___ INPUT ___

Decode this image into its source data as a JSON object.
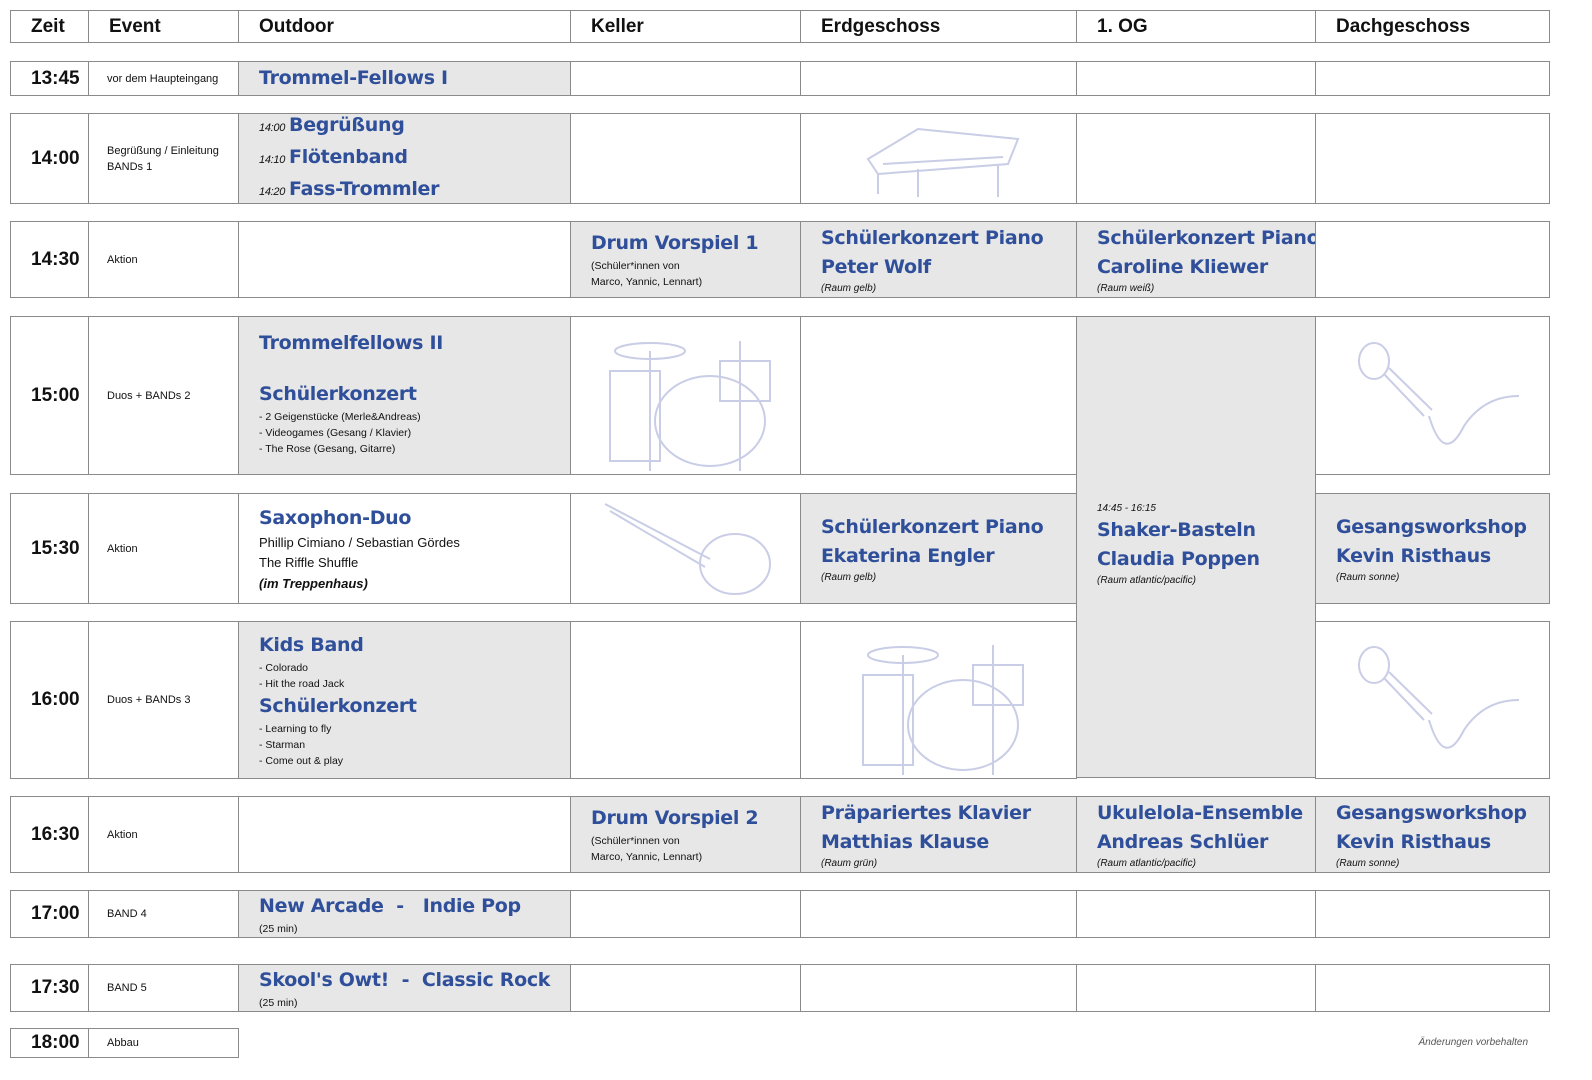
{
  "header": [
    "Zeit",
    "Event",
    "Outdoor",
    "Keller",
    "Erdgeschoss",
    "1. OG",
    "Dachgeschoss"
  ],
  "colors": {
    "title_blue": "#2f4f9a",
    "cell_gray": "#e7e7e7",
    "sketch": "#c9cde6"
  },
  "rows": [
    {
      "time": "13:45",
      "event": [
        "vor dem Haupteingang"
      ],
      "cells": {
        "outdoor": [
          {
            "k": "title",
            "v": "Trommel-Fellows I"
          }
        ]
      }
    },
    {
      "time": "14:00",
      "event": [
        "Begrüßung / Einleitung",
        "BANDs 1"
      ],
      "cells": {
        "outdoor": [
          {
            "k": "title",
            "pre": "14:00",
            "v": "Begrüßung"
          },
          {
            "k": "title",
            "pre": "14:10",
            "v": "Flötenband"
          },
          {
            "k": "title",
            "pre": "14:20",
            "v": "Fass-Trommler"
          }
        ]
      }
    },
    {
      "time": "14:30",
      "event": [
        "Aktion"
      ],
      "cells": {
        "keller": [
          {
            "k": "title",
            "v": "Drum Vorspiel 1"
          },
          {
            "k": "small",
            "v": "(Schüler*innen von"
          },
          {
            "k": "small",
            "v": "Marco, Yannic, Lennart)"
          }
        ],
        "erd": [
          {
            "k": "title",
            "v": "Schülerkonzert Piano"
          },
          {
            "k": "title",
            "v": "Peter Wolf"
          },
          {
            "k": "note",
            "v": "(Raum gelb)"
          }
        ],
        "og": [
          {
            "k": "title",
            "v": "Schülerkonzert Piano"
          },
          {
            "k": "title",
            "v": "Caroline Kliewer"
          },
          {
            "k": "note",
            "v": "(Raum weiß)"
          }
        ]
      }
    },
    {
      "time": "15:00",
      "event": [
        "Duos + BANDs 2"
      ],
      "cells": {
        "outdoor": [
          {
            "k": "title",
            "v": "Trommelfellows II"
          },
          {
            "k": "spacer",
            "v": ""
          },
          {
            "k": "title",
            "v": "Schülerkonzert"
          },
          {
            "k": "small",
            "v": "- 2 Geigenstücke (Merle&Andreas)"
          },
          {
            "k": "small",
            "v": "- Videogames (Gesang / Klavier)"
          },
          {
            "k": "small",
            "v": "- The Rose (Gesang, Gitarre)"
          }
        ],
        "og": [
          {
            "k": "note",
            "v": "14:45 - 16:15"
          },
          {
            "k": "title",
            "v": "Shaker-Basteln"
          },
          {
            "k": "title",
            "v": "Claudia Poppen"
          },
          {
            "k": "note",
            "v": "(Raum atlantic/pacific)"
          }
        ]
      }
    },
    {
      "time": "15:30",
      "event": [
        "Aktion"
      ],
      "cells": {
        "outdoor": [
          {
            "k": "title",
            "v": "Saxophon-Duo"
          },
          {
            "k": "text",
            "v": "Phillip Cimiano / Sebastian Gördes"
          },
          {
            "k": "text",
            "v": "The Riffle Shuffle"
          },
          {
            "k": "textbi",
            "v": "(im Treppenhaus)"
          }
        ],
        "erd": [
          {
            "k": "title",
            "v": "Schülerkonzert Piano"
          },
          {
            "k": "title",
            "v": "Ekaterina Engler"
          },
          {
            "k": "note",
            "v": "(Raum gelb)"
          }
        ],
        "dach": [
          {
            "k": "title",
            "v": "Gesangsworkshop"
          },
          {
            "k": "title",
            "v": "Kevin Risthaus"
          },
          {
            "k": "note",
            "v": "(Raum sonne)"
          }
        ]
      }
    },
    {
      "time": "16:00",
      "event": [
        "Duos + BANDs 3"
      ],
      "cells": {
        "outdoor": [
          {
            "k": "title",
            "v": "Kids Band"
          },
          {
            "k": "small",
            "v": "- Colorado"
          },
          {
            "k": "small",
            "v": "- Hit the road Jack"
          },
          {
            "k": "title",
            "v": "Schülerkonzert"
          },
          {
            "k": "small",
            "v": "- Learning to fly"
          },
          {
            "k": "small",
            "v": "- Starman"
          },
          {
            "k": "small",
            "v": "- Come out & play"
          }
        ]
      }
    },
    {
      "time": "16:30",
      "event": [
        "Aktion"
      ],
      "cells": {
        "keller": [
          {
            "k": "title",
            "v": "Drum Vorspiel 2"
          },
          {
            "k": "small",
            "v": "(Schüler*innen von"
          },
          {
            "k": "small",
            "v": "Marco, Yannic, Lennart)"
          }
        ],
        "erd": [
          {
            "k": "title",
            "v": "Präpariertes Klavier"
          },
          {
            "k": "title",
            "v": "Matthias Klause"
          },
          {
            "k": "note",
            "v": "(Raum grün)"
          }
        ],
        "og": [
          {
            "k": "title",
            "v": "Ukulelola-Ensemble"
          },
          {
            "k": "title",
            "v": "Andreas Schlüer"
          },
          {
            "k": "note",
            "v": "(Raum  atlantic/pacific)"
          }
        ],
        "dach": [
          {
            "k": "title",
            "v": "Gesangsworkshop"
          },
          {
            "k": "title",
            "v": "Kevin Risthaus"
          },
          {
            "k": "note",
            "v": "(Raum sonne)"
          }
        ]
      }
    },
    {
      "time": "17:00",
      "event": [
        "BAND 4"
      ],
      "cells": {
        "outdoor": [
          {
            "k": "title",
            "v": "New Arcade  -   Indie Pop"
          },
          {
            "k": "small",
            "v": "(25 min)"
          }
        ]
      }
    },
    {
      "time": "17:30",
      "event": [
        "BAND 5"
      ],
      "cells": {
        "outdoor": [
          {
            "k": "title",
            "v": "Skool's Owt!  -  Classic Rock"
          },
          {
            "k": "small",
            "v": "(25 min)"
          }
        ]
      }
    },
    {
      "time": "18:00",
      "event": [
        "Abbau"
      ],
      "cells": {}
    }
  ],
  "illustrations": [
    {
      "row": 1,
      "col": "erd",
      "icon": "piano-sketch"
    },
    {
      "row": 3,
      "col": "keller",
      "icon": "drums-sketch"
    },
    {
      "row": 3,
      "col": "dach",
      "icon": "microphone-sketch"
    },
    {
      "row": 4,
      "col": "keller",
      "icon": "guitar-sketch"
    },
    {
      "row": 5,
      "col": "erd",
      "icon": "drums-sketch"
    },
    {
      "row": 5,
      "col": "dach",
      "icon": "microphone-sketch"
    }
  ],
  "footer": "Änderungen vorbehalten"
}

___
___ INPUT ___

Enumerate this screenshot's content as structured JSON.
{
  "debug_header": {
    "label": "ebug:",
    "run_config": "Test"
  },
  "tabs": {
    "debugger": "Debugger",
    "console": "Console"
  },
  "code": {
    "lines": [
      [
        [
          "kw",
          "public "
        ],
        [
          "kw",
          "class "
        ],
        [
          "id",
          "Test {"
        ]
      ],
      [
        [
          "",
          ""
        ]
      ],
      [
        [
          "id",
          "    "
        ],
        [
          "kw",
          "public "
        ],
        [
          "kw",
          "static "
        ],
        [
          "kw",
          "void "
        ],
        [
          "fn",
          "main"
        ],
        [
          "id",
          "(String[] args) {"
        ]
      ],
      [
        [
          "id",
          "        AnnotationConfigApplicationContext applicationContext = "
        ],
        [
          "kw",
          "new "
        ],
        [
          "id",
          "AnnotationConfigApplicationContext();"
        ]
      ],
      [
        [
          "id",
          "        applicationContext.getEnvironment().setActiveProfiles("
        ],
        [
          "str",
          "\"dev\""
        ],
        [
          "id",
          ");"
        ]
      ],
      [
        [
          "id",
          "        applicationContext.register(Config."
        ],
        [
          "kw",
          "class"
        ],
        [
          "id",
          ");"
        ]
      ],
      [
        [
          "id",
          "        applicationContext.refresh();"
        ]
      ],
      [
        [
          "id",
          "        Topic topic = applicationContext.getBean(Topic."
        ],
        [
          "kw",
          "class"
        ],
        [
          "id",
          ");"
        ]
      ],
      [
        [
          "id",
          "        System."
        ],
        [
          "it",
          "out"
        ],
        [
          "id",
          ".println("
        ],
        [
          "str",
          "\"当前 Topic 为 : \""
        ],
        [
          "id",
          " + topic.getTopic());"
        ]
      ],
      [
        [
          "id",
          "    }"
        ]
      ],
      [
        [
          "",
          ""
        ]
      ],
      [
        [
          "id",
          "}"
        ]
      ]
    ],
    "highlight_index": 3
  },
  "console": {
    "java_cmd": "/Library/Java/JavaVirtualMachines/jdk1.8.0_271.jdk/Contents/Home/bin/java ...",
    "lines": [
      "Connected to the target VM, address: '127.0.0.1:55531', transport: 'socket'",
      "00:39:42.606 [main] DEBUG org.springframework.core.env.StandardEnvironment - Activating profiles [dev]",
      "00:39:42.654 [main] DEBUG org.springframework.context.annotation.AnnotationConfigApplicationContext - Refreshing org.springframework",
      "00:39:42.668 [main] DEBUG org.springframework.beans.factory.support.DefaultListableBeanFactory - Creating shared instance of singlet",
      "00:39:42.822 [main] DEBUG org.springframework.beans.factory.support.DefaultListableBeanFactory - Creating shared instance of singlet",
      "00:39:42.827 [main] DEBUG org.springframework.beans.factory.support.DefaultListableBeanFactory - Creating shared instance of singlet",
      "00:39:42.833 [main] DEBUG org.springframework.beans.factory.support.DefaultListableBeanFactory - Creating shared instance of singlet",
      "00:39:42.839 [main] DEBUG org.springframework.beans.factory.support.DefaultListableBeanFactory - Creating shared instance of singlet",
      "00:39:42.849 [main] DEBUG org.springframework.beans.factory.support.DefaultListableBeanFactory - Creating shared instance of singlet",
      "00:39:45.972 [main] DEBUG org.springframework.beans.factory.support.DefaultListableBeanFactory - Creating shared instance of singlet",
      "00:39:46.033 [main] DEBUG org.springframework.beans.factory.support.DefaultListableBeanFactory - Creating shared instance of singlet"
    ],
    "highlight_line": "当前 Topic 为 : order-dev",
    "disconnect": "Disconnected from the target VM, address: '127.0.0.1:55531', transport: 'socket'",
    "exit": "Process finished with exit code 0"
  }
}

___

**REQUIRED WORK:** Return only the count of lines in the records that hold the word "pacific".

**ANSWER TO THE PROBLEM:** 2